*** Listing ***

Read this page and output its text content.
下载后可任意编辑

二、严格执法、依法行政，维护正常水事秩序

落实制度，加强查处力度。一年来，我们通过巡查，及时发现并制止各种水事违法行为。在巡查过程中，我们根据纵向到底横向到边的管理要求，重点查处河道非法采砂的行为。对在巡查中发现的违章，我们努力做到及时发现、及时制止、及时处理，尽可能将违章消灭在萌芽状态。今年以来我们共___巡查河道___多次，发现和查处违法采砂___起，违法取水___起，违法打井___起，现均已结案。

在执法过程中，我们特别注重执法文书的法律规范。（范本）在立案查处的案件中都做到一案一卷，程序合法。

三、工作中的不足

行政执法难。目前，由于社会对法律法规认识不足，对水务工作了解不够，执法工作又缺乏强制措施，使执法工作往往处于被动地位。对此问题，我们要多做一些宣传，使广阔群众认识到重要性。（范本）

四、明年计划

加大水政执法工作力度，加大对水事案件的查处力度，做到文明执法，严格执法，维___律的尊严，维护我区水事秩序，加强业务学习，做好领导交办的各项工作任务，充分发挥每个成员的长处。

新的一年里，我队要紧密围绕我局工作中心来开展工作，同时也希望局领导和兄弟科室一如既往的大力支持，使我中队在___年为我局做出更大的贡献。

***

**Stated goal:**
Restate the records, all of them, precisely as written.

**Response to this task:**
Read this page and output its text content.
下载后可任意编辑

二、严格执法、依法行政，维护正常水事秩序

落实制度，加强查处力度。一年来，我们通过巡查，及时发现并制止各种水事违法行为。在巡查过程中，我们根据纵向到底横向到边的管理要求，重点查处河道非法采砂的行为。对在巡查中发现的违章，我们努力做到及时发现、及时制止、及时处理，尽可能将违章消灭在萌芽状态。今年以来我们共___巡查河道___多次，发现和查处违法采砂___起，违法取水___起，违法打井___起，现均已结案。

在执法过程中，我们特别注重执法文书的法律规范。（范本）在立案查处的案件中都做到一案一卷，程序合法。

三、工作中的不足

行政执法难。目前，由于社会对法律法规认识不足，对水务工作了解不够，执法工作又缺乏强制措施，使执法工作往往处于被动地位。对此问题，我们要多做一些宣传，使广阔群众认识到重要性。（范本）

四、明年计划

加大水政执法工作力度，加大对水事案件的查处力度，做到文明执法，严格执法，维___律的尊严，维护我区水事秩序，加强业务学习，做好领导交办的各项工作任务，充分发挥每个成员的长处。

新的一年里，我队要紧密围绕我局工作中心来开展工作，同时也希望局领导和兄弟科室一如既往的大力支持，使我中队在___年为我局做出更大的贡献。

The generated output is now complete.